### Exercise
Search the material for the string "各位代表", then return every line where it is found.

── Provided records ──

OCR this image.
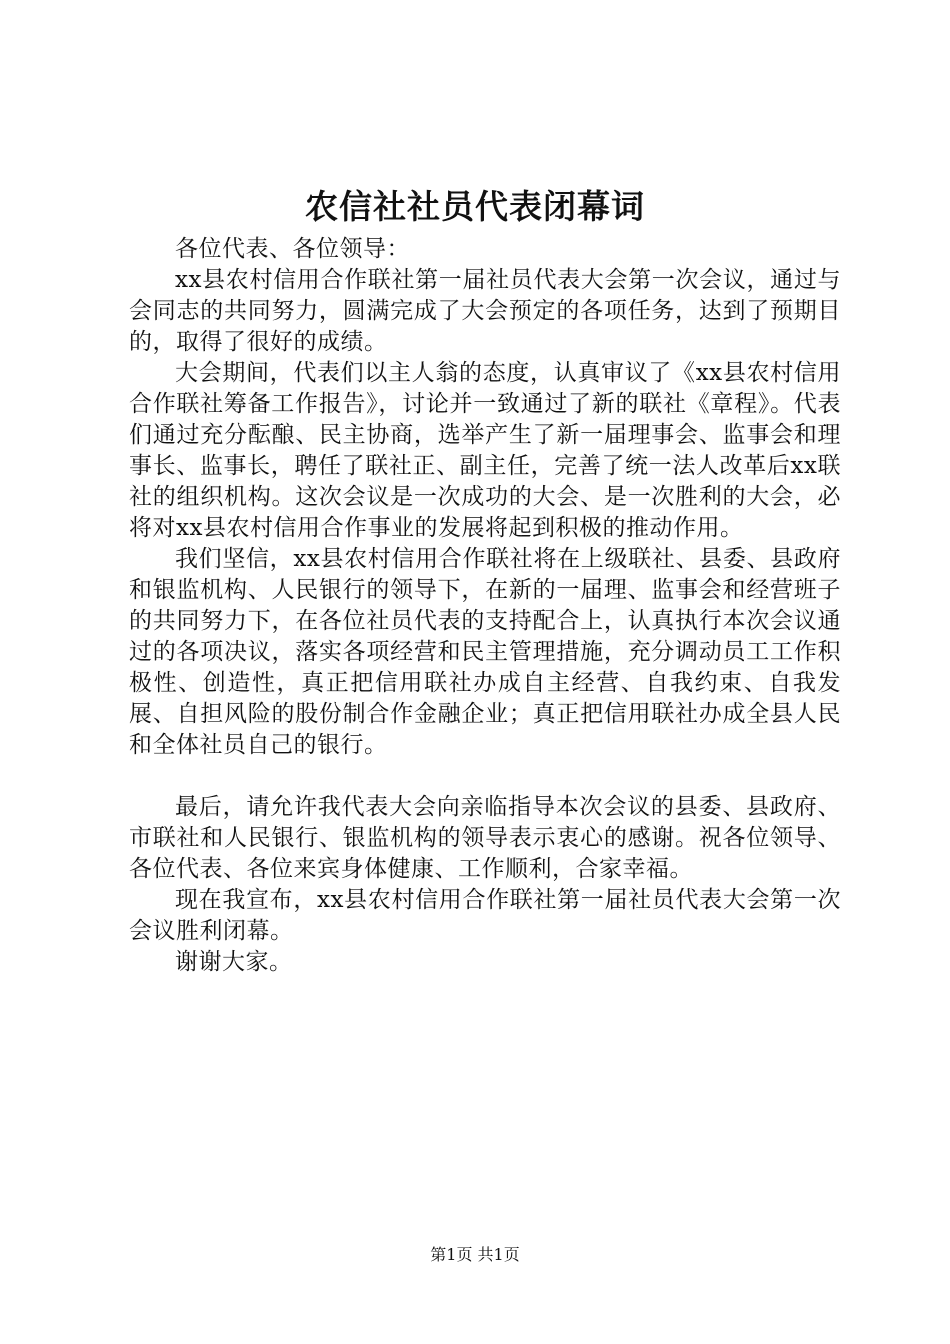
农信社社员代表闭幕词

各位代表、各位领导：

xx县农村信用合作联社第一届社员代表大会第一次会议，通过与会同志的共同努力，圆满完成了大会预定的各项任务，达到了预期目的，取得了很好的成绩。

大会期间，代表们以主人翁的态度，认真审议了《xx县农村信用合作联社筹备工作报告》，讨论并一致通过了新的联社《章程》。代表们通过充分酝酿、民主协商，选举产生了新一届理事会、监事会和理事长、监事长，聘任了联社正、副主任，完善了统一法人改革后xx联社的组织机构。这次会议是一次成功的大会、是一次胜利的大会，必将对xx县农村信用合作事业的发展将起到积极的推动作用。

我们坚信，xx县农村信用合作联社将在上级联社、县委、县政府和银监机构、人民银行的领导下，在新的一届理、监事会和经营班子的共同努力下，在各位社员代表的支持配合上，认真执行本次会议通过的各项决议，落实各项经营和民主管理措施，充分调动员工工作积极性、创造性，真正把信用联社办成自主经营、自我约束、自我发展、自担风险的股份制合作金融企业；真正把信用联社办成全县人民和全体社员自己的银行。

最后，请允许我代表大会向亲临指导本次会议的县委、县政府、市联社和人民银行、银监机构的领导表示衷心的感谢。祝各位领导、各位代表、各位来宾身体健康、工作顺利，合家幸福。

现在我宣布，xx县农村信用合作联社第一届社员代表大会第一次会议胜利闭幕。

谢谢大家。

第1页 共1页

───

### Complete output
各位代表、各位领导：
最后，请允许我代表大会向亲临指导本次会议的县委、县政府、市联社和人民银行、银监机构的领导表示衷心的感谢。祝各位领导、各位代表、各位来宾身体健康、工作顺利，合家幸福。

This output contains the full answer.